(begin)
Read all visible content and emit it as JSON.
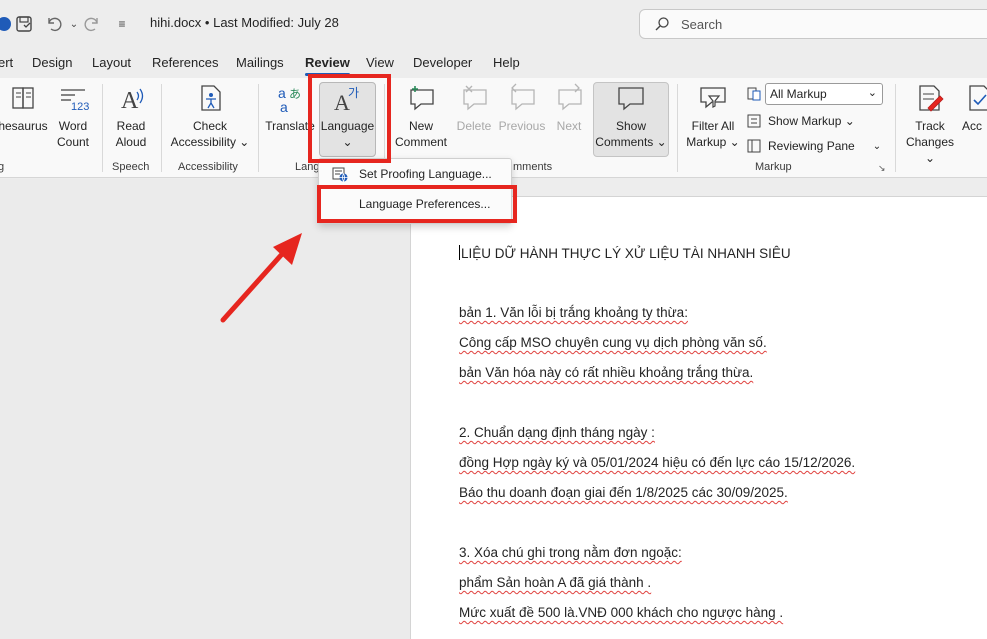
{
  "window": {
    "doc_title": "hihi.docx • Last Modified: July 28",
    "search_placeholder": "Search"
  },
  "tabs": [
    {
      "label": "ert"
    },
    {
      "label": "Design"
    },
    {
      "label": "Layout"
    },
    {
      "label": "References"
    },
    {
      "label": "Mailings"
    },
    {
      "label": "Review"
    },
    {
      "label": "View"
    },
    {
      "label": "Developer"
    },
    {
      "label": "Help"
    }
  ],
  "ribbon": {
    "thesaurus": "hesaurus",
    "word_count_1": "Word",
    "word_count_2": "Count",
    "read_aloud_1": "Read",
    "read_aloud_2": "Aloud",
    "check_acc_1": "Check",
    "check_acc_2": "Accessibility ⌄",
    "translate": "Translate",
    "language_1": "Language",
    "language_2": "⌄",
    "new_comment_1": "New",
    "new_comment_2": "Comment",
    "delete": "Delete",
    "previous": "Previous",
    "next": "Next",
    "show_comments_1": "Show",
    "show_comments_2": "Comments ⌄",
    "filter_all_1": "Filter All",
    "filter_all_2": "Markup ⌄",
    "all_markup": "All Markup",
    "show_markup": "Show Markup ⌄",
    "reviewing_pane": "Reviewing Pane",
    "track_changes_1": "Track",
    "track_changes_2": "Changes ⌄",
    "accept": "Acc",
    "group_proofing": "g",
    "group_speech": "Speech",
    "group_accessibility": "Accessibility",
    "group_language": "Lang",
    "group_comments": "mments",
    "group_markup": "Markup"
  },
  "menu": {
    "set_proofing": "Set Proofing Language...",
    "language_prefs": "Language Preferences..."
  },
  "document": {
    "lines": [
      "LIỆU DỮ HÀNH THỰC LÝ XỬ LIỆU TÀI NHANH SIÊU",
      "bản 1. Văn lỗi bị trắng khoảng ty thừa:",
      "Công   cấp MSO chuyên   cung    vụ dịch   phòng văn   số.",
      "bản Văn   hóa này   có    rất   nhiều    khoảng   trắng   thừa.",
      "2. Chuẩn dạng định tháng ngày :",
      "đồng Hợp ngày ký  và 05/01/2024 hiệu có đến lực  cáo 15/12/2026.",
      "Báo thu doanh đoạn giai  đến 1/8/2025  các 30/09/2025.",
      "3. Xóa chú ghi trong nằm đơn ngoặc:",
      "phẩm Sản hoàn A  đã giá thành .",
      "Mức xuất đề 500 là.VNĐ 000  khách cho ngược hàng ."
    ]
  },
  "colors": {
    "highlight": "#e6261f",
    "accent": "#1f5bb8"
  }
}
(end)
Reproduce the whole listing word for word, setting aside any pictures.

Task answer:
Read all visible content and emit it as JSON.
{
  "window": {
    "doc_title": "hihi.docx • Last Modified: July 28",
    "search_placeholder": "Search"
  },
  "tabs": [
    {
      "label": "ert"
    },
    {
      "label": "Design"
    },
    {
      "label": "Layout"
    },
    {
      "label": "References"
    },
    {
      "label": "Mailings"
    },
    {
      "label": "Review"
    },
    {
      "label": "View"
    },
    {
      "label": "Developer"
    },
    {
      "label": "Help"
    }
  ],
  "ribbon": {
    "thesaurus": "hesaurus",
    "word_count_1": "Word",
    "word_count_2": "Count",
    "read_aloud_1": "Read",
    "read_aloud_2": "Aloud",
    "check_acc_1": "Check",
    "check_acc_2": "Accessibility ⌄",
    "translate": "Translate",
    "language_1": "Language",
    "language_2": "⌄",
    "new_comment_1": "New",
    "new_comment_2": "Comment",
    "delete": "Delete",
    "previous": "Previous",
    "next": "Next",
    "show_comments_1": "Show",
    "show_comments_2": "Comments ⌄",
    "filter_all_1": "Filter All",
    "filter_all_2": "Markup ⌄",
    "all_markup": "All Markup",
    "show_markup": "Show Markup ⌄",
    "reviewing_pane": "Reviewing Pane",
    "track_changes_1": "Track",
    "track_changes_2": "Changes ⌄",
    "accept": "Acc",
    "group_proofing": "g",
    "group_speech": "Speech",
    "group_accessibility": "Accessibility",
    "group_language": "Lang",
    "group_comments": "mments",
    "group_markup": "Markup"
  },
  "menu": {
    "set_proofing": "Set Proofing Language...",
    "language_prefs": "Language Preferences..."
  },
  "document": {
    "lines": [
      "LIỆU DỮ HÀNH THỰC LÝ XỬ LIỆU TÀI NHANH SIÊU",
      "bản 1. Văn lỗi bị trắng khoảng ty thừa:",
      "Công   cấp MSO chuyên   cung    vụ dịch   phòng văn   số.",
      "bản Văn   hóa này   có    rất   nhiều    khoảng   trắng   thừa.",
      "2. Chuẩn dạng định tháng ngày :",
      "đồng Hợp ngày ký  và 05/01/2024 hiệu có đến lực  cáo 15/12/2026.",
      "Báo thu doanh đoạn giai  đến 1/8/2025  các 30/09/2025.",
      "3. Xóa chú ghi trong nằm đơn ngoặc:",
      "phẩm Sản hoàn A  đã giá thành .",
      "Mức xuất đề 500 là.VNĐ 000  khách cho ngược hàng ."
    ]
  },
  "colors": {
    "highlight": "#e6261f",
    "accent": "#1f5bb8"
  }
}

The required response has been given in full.